Exercise brief ->
Copy out all lines in the data below containing the string "Taiwan".

Data shown ->

>>>

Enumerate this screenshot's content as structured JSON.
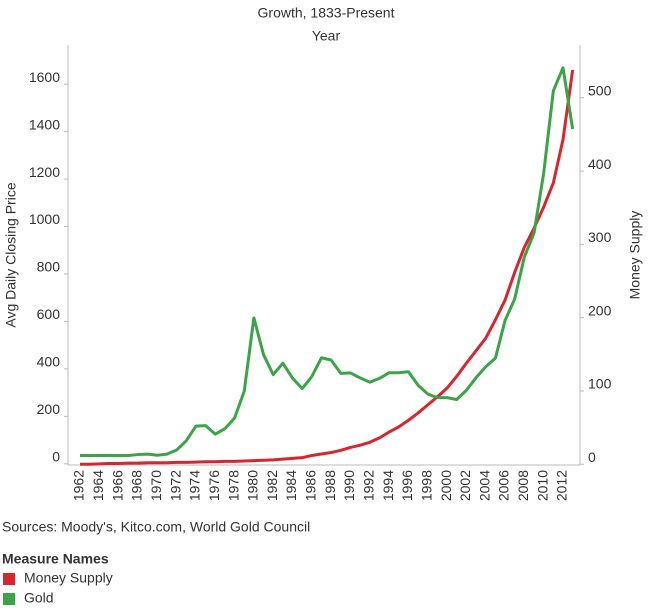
{
  "chart_data": {
    "type": "line",
    "title": "Growth, 1833-Present",
    "x_label": "Year",
    "y_label": "Avg Daily Closing Price",
    "y2_label": "Money Supply",
    "source": "Sources: Moody's, Kitco.com, World Gold Council",
    "legend_title": "Measure Names",
    "categories": [
      "1962",
      null,
      "1964",
      null,
      "1966",
      null,
      "1968",
      null,
      "1970",
      null,
      "1972",
      null,
      "1974",
      null,
      "1976",
      null,
      "1978",
      null,
      "1980",
      null,
      "1982",
      null,
      "1984",
      null,
      "1986",
      null,
      "1988",
      null,
      "1990",
      null,
      "1992",
      null,
      "1994",
      null,
      "1996",
      null,
      "1998",
      null,
      "2000",
      null,
      "2002",
      null,
      "2004",
      null,
      "2006",
      null,
      "2008",
      null,
      "2010",
      null,
      "2012",
      null
    ],
    "series": [
      {
        "name": "Money Supply",
        "color": "#d8262e",
        "axis": "y2",
        "values": [
          0,
          0,
          0.5,
          1,
          1,
          1.5,
          1.5,
          2,
          2,
          2,
          2.5,
          2.5,
          3,
          3.5,
          3.5,
          4,
          4,
          4.5,
          5,
          5.5,
          6,
          7,
          8,
          9,
          12,
          14,
          16,
          19,
          23,
          26,
          30,
          36,
          44,
          51,
          60,
          70,
          81,
          92,
          104,
          120,
          138,
          155,
          172,
          197,
          224,
          262,
          296,
          322,
          351,
          384,
          443,
          538
        ]
      },
      {
        "name": "Gold",
        "color": "#3aa447",
        "values": [
          35,
          35,
          35,
          35,
          35,
          35,
          39,
          41,
          36,
          41,
          58,
          97,
          159,
          161,
          125,
          148,
          193,
          306,
          615,
          460,
          376,
          424,
          361,
          317,
          368,
          447,
          437,
          381,
          383,
          362,
          344,
          360,
          384,
          384,
          388,
          331,
          294,
          279,
          279,
          271,
          310,
          363,
          409,
          445,
          604,
          695,
          872,
          972,
          1225,
          1572,
          1669,
          1411
        ]
      }
    ],
    "ylim": [
      -5,
      1765
    ],
    "yticks": [
      0,
      200,
      400,
      600,
      800,
      1000,
      1200,
      1400,
      1600
    ],
    "y2lim": [
      -1,
      572
    ],
    "y2ticks": [
      0,
      100,
      200,
      300,
      400,
      500
    ],
    "legend_position": "bottom-left"
  }
}
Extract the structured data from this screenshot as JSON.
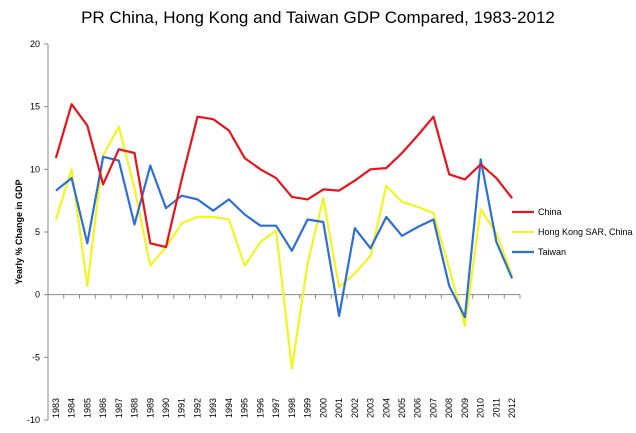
{
  "chart_data": {
    "type": "line",
    "title": "PR China, Hong Kong and Taiwan GDP Compared, 1983-2012",
    "xlabel": "",
    "ylabel": "Yearly % Change in GDP",
    "ylim": [
      -10,
      20
    ],
    "yticks": [
      -10,
      -5,
      0,
      5,
      10,
      15,
      20
    ],
    "grid": false,
    "legend_position": "right",
    "categories": [
      "1983",
      "1984",
      "1985",
      "1986",
      "1987",
      "1988",
      "1989",
      "1990",
      "1991",
      "1992",
      "1993",
      "1994",
      "1995",
      "1996",
      "1997",
      "1998",
      "1999",
      "2000",
      "2001",
      "2002",
      "2003",
      "2004",
      "2005",
      "2006",
      "2007",
      "2008",
      "2009",
      "2010",
      "2011",
      "2012"
    ],
    "series": [
      {
        "name": "China",
        "color": "#e8141b",
        "values": [
          10.9,
          15.2,
          13.5,
          8.8,
          11.6,
          11.3,
          4.1,
          3.8,
          9.2,
          14.2,
          14.0,
          13.1,
          10.9,
          10.0,
          9.3,
          7.8,
          7.6,
          8.4,
          8.3,
          9.1,
          10.0,
          10.1,
          11.3,
          12.7,
          14.2,
          9.6,
          9.2,
          10.4,
          9.3,
          7.7
        ]
      },
      {
        "name": "Hong Kong SAR, China",
        "color": "#f4f422",
        "values": [
          6.0,
          10.0,
          0.7,
          11.1,
          13.4,
          8.5,
          2.3,
          3.8,
          5.7,
          6.2,
          6.2,
          6.0,
          2.3,
          4.2,
          5.1,
          -5.9,
          2.5,
          7.7,
          0.6,
          1.7,
          3.1,
          8.7,
          7.4,
          7.0,
          6.5,
          2.1,
          -2.5,
          6.8,
          4.9,
          1.5
        ]
      },
      {
        "name": "Taiwan",
        "color": "#2e6fd6",
        "values": [
          8.3,
          9.3,
          4.1,
          11.0,
          10.7,
          5.6,
          10.3,
          6.9,
          7.9,
          7.6,
          6.7,
          7.6,
          6.4,
          5.5,
          5.5,
          3.5,
          6.0,
          5.8,
          -1.7,
          5.3,
          3.7,
          6.2,
          4.7,
          5.4,
          6.0,
          0.7,
          -1.8,
          10.8,
          4.2,
          1.3
        ]
      }
    ]
  }
}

<<<

Solution to the problem ->
    "title": "PR China, Hong Kong and Taiwan GDP Compared, 1983-2012",
        "name": "Taiwan",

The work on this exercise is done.